Output the entries verbatim, including every line.

--- begin EXCERPTED RECORDS ---

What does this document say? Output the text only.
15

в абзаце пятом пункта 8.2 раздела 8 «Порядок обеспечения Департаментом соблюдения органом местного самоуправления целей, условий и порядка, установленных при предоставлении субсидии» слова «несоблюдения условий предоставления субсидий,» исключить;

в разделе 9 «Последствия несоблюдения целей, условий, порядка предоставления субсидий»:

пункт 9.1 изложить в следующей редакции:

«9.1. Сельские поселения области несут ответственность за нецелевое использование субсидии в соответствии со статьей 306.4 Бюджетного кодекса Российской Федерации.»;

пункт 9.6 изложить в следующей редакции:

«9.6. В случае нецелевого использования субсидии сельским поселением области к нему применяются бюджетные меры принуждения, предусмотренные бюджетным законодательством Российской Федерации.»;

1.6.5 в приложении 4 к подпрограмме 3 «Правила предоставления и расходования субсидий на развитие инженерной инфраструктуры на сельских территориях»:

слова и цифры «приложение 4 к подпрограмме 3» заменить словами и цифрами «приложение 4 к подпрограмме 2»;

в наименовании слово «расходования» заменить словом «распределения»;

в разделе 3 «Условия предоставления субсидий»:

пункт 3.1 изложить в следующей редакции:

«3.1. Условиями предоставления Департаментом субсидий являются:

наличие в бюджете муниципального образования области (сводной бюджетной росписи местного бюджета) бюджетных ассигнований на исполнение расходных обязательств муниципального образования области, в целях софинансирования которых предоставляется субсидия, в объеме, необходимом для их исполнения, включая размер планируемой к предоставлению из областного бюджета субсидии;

--- end EXCERPTED RECORDS ---

TASK ANSWER
What does this document say? Output the text only.
15

в абзаце пятом пункта 8.2 раздела 8 «Порядок обеспечения Департаментом соблюдения органом местного самоуправления целей, условий и порядка, установленных при предоставлении субсидии» слова «несоблюдения условий предоставления субсидий,» исключить;

в разделе 9 «Последствия несоблюдения целей, условий, порядка предоставления субсидий»:

пункт 9.1 изложить в следующей редакции:

«9.1. Сельские поселения области несут ответственность за нецелевое использование субсидии в соответствии со статьей 306.4 Бюджетного кодекса Российской Федерации.»;

пункт 9.6 изложить в следующей редакции:

«9.6. В случае нецелевого использования субсидии сельским поселением области к нему применяются бюджетные меры принуждения, предусмотренные бюджетным законодательством Российской Федерации.»;

1.6.5 в приложении 4 к подпрограмме 3 «Правила предоставления и расходования субсидий на развитие инженерной инфраструктуры на сельских территориях»:

слова и цифры «приложение 4 к подпрограмме 3» заменить словами и цифрами «приложение 4 к подпрограмме 2»;

в наименовании слово «расходования» заменить словом «распределения»;

в разделе 3 «Условия предоставления субсидий»:

пункт 3.1 изложить в следующей редакции:

«3.1. Условиями предоставления Департаментом субсидий являются:

наличие в бюджете муниципального образования области (сводной бюджетной росписи местного бюджета) бюджетных ассигнований на исполнение расходных обязательств муниципального образования области, в целях софинансирования которых предоставляется субсидия, в объеме, необходимом для их исполнения, включая размер планируемой к предоставлению из областного бюджета субсидии;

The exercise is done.